- **Data in this exercise**

- - - - - - -

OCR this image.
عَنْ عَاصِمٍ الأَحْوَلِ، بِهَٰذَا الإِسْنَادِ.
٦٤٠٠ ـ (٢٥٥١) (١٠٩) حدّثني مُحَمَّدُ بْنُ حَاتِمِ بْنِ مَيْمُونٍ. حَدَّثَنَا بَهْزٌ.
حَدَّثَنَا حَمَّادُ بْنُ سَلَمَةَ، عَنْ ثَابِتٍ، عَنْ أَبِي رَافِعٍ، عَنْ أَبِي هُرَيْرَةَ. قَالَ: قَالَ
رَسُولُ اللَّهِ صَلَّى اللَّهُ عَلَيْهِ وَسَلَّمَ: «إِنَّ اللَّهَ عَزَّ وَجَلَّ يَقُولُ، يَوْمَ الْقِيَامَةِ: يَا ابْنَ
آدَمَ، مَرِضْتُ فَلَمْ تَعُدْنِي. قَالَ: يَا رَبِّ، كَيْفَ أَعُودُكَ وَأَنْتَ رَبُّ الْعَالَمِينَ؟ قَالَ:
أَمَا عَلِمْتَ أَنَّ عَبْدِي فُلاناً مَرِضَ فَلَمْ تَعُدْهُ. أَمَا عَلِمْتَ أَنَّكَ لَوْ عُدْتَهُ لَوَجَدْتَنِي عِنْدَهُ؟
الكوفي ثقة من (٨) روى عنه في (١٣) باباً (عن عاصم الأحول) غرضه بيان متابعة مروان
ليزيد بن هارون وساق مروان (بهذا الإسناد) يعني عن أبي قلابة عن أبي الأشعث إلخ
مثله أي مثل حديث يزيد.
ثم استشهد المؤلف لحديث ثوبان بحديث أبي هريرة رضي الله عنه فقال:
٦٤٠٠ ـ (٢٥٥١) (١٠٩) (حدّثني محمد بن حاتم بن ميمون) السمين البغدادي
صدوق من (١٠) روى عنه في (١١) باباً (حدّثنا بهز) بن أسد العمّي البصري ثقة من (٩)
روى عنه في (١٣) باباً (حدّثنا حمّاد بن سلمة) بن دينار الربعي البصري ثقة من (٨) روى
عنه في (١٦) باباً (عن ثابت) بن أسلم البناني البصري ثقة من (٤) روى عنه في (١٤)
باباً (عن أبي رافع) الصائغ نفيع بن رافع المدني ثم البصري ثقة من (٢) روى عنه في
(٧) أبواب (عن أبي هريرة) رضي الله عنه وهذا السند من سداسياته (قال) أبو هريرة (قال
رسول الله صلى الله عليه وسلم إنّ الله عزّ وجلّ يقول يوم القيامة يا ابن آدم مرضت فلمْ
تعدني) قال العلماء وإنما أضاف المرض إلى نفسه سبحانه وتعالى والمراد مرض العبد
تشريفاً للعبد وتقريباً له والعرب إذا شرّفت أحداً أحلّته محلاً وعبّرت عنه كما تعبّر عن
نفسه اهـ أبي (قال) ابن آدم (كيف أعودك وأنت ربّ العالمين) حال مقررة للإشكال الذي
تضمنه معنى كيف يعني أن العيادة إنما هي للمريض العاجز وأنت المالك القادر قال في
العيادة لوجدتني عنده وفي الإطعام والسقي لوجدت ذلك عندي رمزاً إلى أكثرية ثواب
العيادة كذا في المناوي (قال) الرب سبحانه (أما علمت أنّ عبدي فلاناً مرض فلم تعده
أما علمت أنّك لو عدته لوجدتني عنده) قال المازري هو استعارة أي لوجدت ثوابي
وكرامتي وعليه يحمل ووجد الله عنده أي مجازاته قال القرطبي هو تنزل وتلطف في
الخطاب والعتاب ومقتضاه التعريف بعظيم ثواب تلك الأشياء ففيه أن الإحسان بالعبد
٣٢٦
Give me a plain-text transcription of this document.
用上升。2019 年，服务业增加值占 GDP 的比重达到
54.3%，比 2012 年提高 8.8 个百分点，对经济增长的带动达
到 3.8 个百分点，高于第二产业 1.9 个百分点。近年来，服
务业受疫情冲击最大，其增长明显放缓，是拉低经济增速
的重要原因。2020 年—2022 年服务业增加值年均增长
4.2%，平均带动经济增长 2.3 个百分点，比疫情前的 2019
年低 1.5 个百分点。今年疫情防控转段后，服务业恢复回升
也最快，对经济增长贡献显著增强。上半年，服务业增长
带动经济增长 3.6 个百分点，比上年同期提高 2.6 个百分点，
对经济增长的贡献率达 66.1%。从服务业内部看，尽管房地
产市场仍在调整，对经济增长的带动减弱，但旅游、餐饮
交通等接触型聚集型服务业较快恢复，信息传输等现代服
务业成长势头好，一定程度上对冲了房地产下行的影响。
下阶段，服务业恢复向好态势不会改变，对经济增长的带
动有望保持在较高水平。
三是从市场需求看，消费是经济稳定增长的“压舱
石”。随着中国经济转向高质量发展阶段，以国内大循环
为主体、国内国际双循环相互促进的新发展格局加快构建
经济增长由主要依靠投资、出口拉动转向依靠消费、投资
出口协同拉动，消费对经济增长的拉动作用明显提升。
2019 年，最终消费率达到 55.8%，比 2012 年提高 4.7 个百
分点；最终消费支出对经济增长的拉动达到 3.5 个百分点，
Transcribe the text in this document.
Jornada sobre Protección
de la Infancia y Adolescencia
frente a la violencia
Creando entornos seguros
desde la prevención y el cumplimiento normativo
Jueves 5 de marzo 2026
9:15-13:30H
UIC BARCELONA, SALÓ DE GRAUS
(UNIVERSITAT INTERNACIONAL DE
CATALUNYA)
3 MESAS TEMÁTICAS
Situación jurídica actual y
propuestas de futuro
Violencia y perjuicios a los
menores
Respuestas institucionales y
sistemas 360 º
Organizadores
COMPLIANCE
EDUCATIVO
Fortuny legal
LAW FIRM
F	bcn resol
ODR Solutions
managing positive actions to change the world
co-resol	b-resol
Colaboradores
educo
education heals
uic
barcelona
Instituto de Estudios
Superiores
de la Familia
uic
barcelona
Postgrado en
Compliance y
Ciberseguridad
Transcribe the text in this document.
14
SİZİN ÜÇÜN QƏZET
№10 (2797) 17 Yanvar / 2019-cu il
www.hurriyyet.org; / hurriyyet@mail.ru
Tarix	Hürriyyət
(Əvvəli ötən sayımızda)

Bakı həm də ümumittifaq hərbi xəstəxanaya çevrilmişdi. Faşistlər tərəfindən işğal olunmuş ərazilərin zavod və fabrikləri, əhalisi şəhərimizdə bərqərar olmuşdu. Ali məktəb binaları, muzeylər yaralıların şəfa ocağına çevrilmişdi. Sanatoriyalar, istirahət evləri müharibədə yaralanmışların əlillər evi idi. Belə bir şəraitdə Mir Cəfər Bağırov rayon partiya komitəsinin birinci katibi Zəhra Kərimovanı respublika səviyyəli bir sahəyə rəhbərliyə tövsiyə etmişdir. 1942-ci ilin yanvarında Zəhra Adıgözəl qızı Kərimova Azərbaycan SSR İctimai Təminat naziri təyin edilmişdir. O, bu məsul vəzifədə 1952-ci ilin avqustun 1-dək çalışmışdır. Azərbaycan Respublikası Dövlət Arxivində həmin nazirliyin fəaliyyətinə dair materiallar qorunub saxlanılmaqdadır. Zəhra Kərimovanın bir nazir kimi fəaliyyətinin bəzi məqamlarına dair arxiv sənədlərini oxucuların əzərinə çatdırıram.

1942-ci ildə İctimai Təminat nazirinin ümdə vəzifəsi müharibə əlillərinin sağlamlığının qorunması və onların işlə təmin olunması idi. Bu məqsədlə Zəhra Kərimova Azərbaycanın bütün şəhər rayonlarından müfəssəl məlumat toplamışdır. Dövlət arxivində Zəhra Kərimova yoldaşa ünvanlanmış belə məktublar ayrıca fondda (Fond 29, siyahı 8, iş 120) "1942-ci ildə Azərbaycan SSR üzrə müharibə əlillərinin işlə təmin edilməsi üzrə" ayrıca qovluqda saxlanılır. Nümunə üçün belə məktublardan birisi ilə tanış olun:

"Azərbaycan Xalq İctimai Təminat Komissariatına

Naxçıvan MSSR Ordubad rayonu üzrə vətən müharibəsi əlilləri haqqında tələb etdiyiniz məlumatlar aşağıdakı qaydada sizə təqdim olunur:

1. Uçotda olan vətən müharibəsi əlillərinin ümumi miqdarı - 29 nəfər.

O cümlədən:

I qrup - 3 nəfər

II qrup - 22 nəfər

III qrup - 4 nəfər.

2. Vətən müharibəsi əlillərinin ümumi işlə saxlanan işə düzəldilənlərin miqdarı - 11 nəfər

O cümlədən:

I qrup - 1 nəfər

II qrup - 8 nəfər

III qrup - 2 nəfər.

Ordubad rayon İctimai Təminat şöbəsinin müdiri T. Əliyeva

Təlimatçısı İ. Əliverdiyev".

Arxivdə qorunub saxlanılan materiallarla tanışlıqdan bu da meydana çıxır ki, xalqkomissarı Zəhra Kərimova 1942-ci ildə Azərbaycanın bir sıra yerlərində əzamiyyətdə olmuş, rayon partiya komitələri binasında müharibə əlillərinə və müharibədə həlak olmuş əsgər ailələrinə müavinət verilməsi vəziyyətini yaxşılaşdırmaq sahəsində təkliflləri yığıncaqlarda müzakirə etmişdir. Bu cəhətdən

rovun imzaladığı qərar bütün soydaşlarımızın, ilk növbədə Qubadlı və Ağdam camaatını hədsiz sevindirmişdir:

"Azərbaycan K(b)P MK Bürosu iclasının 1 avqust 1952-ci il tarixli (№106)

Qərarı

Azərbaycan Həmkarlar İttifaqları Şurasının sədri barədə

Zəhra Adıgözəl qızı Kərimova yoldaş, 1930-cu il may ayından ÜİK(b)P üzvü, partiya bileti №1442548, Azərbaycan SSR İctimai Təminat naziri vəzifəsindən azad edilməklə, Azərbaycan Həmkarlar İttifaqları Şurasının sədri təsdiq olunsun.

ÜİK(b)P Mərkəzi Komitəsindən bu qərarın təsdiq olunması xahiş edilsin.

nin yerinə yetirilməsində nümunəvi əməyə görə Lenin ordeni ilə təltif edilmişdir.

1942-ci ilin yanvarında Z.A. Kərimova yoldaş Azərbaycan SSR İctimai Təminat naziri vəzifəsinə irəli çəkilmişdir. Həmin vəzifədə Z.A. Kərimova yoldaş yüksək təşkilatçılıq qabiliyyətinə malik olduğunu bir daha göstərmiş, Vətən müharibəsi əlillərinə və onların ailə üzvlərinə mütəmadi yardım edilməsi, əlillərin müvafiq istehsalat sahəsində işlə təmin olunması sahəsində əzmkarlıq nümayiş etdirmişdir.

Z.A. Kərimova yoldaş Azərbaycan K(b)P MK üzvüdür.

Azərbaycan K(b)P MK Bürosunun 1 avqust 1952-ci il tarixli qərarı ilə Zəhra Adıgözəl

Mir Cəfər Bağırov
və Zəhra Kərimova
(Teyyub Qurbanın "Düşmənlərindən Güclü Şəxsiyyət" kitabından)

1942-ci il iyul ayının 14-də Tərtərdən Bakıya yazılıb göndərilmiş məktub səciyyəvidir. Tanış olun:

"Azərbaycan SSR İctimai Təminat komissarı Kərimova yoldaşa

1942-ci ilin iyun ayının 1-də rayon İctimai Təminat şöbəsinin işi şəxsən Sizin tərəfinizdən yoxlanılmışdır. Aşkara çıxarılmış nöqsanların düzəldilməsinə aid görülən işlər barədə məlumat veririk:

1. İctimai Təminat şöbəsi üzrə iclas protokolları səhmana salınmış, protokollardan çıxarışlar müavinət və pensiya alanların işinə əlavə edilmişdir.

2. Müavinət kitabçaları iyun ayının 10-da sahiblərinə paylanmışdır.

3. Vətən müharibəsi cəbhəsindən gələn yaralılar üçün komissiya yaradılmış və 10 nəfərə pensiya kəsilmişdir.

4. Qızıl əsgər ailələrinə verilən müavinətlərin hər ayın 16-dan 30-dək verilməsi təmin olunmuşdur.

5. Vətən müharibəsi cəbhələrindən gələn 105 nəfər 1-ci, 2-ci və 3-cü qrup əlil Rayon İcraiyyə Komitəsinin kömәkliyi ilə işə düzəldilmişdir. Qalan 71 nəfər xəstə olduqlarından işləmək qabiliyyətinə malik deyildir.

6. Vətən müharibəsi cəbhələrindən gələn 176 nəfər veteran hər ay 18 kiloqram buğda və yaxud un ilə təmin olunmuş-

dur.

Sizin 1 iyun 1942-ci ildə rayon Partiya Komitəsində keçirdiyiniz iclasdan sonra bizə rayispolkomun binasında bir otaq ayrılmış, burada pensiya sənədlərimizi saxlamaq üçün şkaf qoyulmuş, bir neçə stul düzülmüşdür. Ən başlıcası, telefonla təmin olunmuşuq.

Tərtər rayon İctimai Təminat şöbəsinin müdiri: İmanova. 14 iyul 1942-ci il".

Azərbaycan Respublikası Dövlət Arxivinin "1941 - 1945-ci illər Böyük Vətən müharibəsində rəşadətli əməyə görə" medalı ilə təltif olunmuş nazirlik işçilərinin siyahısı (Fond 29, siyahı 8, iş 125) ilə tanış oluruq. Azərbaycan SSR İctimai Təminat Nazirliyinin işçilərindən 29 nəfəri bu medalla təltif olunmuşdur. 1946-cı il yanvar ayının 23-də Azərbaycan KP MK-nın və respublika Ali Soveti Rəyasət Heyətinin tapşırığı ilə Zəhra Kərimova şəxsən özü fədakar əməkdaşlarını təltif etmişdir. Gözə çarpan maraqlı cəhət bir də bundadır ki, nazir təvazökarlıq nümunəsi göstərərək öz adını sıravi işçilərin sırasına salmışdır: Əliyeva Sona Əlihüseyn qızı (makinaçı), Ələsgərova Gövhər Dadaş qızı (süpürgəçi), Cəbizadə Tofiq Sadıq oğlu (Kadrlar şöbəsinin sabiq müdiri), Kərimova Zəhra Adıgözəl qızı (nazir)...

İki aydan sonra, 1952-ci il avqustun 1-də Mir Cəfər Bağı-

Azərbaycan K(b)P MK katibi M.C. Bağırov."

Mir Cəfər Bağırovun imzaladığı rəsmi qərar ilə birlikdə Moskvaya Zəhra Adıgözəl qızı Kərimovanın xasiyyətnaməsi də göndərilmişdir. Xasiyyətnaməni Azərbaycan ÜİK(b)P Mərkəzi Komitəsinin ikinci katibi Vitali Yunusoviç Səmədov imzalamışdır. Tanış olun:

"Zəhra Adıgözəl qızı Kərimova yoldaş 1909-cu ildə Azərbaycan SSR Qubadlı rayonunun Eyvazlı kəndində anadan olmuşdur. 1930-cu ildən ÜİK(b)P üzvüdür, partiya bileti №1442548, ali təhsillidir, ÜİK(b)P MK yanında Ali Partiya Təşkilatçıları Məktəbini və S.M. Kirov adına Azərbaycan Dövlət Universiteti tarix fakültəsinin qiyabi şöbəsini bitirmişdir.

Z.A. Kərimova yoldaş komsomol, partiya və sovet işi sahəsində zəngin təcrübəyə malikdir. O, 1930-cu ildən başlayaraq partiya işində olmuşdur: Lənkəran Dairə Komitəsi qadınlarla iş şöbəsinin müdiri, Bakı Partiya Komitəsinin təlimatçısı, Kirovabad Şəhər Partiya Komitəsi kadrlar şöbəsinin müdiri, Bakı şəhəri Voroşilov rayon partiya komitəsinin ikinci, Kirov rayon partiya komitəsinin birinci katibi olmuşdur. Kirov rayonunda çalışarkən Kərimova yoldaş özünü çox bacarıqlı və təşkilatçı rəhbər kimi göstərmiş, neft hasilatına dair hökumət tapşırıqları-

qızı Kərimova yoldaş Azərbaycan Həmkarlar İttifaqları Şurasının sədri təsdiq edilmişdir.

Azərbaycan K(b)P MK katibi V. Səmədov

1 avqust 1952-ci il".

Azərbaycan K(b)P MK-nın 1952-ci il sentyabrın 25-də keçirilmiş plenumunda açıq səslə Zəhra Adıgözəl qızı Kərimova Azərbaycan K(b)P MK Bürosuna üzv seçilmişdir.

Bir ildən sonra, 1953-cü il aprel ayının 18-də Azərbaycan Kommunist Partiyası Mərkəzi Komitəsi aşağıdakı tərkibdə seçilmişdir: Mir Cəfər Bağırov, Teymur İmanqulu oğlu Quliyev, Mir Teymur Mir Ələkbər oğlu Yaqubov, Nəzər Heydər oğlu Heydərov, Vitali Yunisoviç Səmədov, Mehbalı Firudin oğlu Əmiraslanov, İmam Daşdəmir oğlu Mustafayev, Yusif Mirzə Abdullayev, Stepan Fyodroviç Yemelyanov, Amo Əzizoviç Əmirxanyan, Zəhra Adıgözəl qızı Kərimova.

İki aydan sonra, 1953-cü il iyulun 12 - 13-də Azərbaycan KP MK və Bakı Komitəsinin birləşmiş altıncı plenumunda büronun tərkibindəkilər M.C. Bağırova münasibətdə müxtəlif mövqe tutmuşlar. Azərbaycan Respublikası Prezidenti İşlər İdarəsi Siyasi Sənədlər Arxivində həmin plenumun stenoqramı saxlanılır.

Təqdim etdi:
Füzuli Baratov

- - - - - - -

- **Exercise instructions**
Copy out every line of the data that includes "üzvüdür".

- **Response to the task**
Z.A. Kərimova yoldaş Azərbaycan K(b)P MK üzvüdür.
"Zəhra Adıgözəl qızı Kərimova yoldaş 1909-cu ildə Azərbaycan SSR Qubadlı rayonunun Eyvazlı kəndində anadan olmuşdur. 1930-cu ildən ÜİK(b)P üzvüdür, partiya bileti №1442548, ali təhsillidir, ÜİK(b)P MK yanında Ali Partiya Təşkilatçıları Məktəbini və S.M. Kirov adına Azərbaycan Dövlət Universiteti tarix fakültəsinin qiyabi şöbəsini bitirmişdir.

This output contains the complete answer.